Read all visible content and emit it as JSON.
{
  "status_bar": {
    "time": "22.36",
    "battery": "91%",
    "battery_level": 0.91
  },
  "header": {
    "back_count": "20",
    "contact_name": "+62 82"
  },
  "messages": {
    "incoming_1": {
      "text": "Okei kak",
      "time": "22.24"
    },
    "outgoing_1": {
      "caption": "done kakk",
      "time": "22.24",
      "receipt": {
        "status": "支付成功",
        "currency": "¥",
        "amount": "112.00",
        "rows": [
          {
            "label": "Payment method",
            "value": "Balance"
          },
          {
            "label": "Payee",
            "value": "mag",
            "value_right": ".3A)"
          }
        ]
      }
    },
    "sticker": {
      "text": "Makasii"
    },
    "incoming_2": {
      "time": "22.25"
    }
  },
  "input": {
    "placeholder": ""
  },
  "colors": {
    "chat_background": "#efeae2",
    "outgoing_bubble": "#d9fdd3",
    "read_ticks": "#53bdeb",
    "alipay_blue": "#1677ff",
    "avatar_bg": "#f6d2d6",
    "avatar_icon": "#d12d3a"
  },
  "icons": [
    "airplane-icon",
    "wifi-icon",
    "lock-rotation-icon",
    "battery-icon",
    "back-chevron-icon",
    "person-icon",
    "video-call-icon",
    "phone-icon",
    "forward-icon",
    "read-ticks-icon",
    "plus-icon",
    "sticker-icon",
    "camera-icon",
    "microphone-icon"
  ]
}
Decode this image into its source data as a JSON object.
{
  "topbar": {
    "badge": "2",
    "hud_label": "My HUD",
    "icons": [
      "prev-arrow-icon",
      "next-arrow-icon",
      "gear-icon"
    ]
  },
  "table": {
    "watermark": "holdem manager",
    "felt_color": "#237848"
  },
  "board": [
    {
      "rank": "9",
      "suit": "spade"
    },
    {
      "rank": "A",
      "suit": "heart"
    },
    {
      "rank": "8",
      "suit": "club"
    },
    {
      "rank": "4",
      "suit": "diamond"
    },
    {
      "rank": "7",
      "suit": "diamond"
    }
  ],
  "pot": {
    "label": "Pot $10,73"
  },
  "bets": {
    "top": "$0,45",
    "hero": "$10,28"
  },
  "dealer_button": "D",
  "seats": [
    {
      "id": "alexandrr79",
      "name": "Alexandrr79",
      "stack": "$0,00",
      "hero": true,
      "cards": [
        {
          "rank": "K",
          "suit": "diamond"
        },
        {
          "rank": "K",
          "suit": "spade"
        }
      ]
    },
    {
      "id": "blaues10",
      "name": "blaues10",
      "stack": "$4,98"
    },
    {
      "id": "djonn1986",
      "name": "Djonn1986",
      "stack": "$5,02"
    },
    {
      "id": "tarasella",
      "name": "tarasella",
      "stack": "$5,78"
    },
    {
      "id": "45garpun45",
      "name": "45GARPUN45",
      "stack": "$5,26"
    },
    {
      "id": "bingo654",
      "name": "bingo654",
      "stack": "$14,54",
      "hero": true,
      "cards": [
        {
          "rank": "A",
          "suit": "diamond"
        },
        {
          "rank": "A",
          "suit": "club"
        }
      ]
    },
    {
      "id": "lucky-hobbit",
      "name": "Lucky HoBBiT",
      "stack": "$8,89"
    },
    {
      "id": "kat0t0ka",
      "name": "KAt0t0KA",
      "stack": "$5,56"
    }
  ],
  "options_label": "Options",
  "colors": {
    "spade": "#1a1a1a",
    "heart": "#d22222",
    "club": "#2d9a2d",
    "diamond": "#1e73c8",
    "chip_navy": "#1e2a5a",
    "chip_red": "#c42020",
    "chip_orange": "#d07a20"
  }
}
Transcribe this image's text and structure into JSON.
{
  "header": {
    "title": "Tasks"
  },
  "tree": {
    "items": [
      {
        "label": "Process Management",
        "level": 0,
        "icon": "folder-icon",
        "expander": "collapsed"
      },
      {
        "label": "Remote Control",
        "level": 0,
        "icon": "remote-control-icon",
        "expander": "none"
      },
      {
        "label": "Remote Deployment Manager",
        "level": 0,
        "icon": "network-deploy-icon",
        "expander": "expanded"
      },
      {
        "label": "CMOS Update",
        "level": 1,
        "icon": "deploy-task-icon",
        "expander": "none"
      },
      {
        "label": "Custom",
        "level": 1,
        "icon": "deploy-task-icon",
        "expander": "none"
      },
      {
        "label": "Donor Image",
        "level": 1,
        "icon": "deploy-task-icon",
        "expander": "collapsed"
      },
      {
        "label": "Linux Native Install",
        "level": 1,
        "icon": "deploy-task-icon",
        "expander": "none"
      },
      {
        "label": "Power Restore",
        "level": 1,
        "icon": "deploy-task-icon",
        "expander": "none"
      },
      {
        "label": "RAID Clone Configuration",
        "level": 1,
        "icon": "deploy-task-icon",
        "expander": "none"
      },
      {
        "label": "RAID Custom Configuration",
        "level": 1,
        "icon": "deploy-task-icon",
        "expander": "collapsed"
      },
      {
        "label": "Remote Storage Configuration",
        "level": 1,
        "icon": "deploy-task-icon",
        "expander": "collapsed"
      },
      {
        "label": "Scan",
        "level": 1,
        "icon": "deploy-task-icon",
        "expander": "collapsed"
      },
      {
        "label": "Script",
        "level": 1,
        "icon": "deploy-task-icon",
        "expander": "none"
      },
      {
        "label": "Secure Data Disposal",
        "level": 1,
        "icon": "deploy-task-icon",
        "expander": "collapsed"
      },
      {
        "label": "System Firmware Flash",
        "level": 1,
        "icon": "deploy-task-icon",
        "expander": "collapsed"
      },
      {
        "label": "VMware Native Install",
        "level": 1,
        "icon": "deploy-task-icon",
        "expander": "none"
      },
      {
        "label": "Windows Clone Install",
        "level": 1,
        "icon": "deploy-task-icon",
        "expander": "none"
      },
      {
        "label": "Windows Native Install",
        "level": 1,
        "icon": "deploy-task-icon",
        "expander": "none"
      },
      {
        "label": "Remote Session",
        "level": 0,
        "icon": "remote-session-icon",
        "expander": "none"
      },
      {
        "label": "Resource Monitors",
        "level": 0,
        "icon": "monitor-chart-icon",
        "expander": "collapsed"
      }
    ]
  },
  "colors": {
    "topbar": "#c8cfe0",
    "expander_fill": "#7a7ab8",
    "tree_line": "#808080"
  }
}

**Set task**
Above are the records; retype every one exactly.

**Answer to the exercise**
Read all visible content and emit it as JSON.
{
  "status_bar": {
    "time": "22.36",
    "battery": "91%",
    "battery_level": 0.91
  },
  "header": {
    "back_count": "20",
    "contact_name": "+62 82"
  },
  "messages": {
    "incoming_1": {
      "text": "Okei kak",
      "time": "22.24"
    },
    "outgoing_1": {
      "caption": "done kakk",
      "time": "22.24",
      "receipt": {
        "status": "支付成功",
        "currency": "¥",
        "amount": "112.00",
        "rows": [
          {
            "label": "Payment method",
            "value": "Balance"
          },
          {
            "label": "Payee",
            "value": "mag",
            "value_right": ".3A)"
          }
        ]
      }
    },
    "sticker": {
      "text": "Makasii"
    },
    "incoming_2": {
      "time": "22.25"
    }
  },
  "input": {
    "placeholder": ""
  },
  "colors": {
    "chat_background": "#efeae2",
    "outgoing_bubble": "#d9fdd3",
    "read_ticks": "#53bdeb",
    "alipay_blue": "#1677ff",
    "avatar_bg": "#f6d2d6",
    "avatar_icon": "#d12d3a"
  },
  "icons": [
    "airplane-icon",
    "wifi-icon",
    "lock-rotation-icon",
    "battery-icon",
    "back-chevron-icon",
    "person-icon",
    "video-call-icon",
    "phone-icon",
    "forward-icon",
    "read-ticks-icon",
    "plus-icon",
    "sticker-icon",
    "camera-icon",
    "microphone-icon"
  ]
}
Decode this image into its source data as a JSON object.
{
  "topbar": {
    "badge": "2",
    "hud_label": "My HUD",
    "icons": [
      "prev-arrow-icon",
      "next-arrow-icon",
      "gear-icon"
    ]
  },
  "table": {
    "watermark": "holdem manager",
    "felt_color": "#237848"
  },
  "board": [
    {
      "rank": "9",
      "suit": "spade"
    },
    {
      "rank": "A",
      "suit": "heart"
    },
    {
      "rank": "8",
      "suit": "club"
    },
    {
      "rank": "4",
      "suit": "diamond"
    },
    {
      "rank": "7",
      "suit": "diamond"
    }
  ],
  "pot": {
    "label": "Pot $10,73"
  },
  "bets": {
    "top": "$0,45",
    "hero": "$10,28"
  },
  "dealer_button": "D",
  "seats": [
    {
      "id": "alexandrr79",
      "name": "Alexandrr79",
      "stack": "$0,00",
      "hero": true,
      "cards": [
        {
          "rank": "K",
          "suit": "diamond"
        },
        {
          "rank": "K",
          "suit": "spade"
        }
      ]
    },
    {
      "id": "blaues10",
      "name": "blaues10",
      "stack": "$4,98"
    },
    {
      "id": "djonn1986",
      "name": "Djonn1986",
      "stack": "$5,02"
    },
    {
      "id": "tarasella",
      "name": "tarasella",
      "stack": "$5,78"
    },
    {
      "id": "45garpun45",
      "name": "45GARPUN45",
      "stack": "$5,26"
    },
    {
      "id": "bingo654",
      "name": "bingo654",
      "stack": "$14,54",
      "hero": true,
      "cards": [
        {
          "rank": "A",
          "suit": "diamond"
        },
        {
          "rank": "A",
          "suit": "club"
        }
      ]
    },
    {
      "id": "lucky-hobbit",
      "name": "Lucky HoBBiT",
      "stack": "$8,89"
    },
    {
      "id": "kat0t0ka",
      "name": "KAt0t0KA",
      "stack": "$5,56"
    }
  ],
  "options_label": "Options",
  "colors": {
    "spade": "#1a1a1a",
    "heart": "#d22222",
    "club": "#2d9a2d",
    "diamond": "#1e73c8",
    "chip_navy": "#1e2a5a",
    "chip_red": "#c42020",
    "chip_orange": "#d07a20"
  }
}
Transcribe this image's text and structure into JSON.
{
  "header": {
    "title": "Tasks"
  },
  "tree": {
    "items": [
      {
        "label": "Process Management",
        "level": 0,
        "icon": "folder-icon",
        "expander": "collapsed"
      },
      {
        "label": "Remote Control",
        "level": 0,
        "icon": "remote-control-icon",
        "expander": "none"
      },
      {
        "label": "Remote Deployment Manager",
        "level": 0,
        "icon": "network-deploy-icon",
        "expander": "expanded"
      },
      {
        "label": "CMOS Update",
        "level": 1,
        "icon": "deploy-task-icon",
        "expander": "none"
      },
      {
        "label": "Custom",
        "level": 1,
        "icon": "deploy-task-icon",
        "expander": "none"
      },
      {
        "label": "Donor Image",
        "level": 1,
        "icon": "deploy-task-icon",
        "expander": "collapsed"
      },
      {
        "label": "Linux Native Install",
        "level": 1,
        "icon": "deploy-task-icon",
        "expander": "none"
      },
      {
        "label": "Power Restore",
        "level": 1,
        "icon": "deploy-task-icon",
        "expander": "none"
      },
      {
        "label": "RAID Clone Configuration",
        "level": 1,
        "icon": "deploy-task-icon",
        "expander": "none"
      },
      {
        "label": "RAID Custom Configuration",
        "level": 1,
        "icon": "deploy-task-icon",
        "expander": "collapsed"
      },
      {
        "label": "Remote Storage Configuration",
        "level": 1,
        "icon": "deploy-task-icon",
        "expander": "collapsed"
      },
      {
        "label": "Scan",
        "level": 1,
        "icon": "deploy-task-icon",
        "expander": "collapsed"
      },
      {
        "label": "Script",
        "level": 1,
        "icon": "deploy-task-icon",
        "expander": "none"
      },
      {
        "label": "Secure Data Disposal",
        "level": 1,
        "icon": "deploy-task-icon",
        "expander": "collapsed"
      },
      {
        "label": "System Firmware Flash",
        "level": 1,
        "icon": "deploy-task-icon",
        "expander": "collapsed"
      },
      {
        "label": "VMware Native Install",
        "level": 1,
        "icon": "deploy-task-icon",
        "expander": "none"
      },
      {
        "label": "Windows Clone Install",
        "level": 1,
        "icon": "deploy-task-icon",
        "expander": "none"
      },
      {
        "label": "Windows Native Install",
        "level": 1,
        "icon": "deploy-task-icon",
        "expander": "none"
      },
      {
        "label": "Remote Session",
        "level": 0,
        "icon": "remote-session-icon",
        "expander": "none"
      },
      {
        "label": "Resource Monitors",
        "level": 0,
        "icon": "monitor-chart-icon",
        "expander": "collapsed"
      }
    ]
  },
  "colors": {
    "topbar": "#c8cfe0",
    "expander_fill": "#7a7ab8",
    "tree_line": "#808080"
  }
}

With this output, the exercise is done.